TRY IT —
In full and without deviation, reproduce the records that follow.
********
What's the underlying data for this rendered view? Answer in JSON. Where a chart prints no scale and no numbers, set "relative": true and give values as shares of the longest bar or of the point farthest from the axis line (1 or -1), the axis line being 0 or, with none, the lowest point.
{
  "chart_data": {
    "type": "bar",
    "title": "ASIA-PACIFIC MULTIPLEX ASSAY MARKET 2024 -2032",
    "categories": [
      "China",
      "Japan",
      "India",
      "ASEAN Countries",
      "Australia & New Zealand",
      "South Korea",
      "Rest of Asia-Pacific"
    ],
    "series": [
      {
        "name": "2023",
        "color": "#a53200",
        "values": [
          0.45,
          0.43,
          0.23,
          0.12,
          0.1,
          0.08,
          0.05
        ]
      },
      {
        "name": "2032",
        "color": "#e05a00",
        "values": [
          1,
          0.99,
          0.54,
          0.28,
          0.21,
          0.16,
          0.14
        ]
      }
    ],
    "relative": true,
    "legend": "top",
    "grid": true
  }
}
********
YOUR SOLUTION —
What's the underlying data for this rendered view? Answer in JSON. Where a chart prints no scale and no numbers, set "relative": true and give values as shares of the longest bar or of the point farthest from the axis line (1 or -1), the axis line being 0 or, with none, the lowest point.
{
  "chart_data": {
    "type": "bar",
    "title": "ASIA-PACIFIC MULTIPLEX ASSAY MARKET 2024 -2032",
    "categories": [
      "China",
      "Japan",
      "India",
      "ASEAN Countries",
      "Australia & New Zealand",
      "South Korea",
      "Rest of Asia-Pacific"
    ],
    "series": [
      {
        "name": "2023",
        "color": "#a53200",
        "values": [
          0.45,
          0.43,
          0.23,
          0.12,
          0.1,
          0.08,
          0.05
        ]
      },
      {
        "name": "2032",
        "color": "#e05a00",
        "values": [
          1,
          0.99,
          0.54,
          0.28,
          0.21,
          0.16,
          0.14
        ]
      }
    ],
    "relative": true,
    "legend": "top",
    "grid": true
  }
}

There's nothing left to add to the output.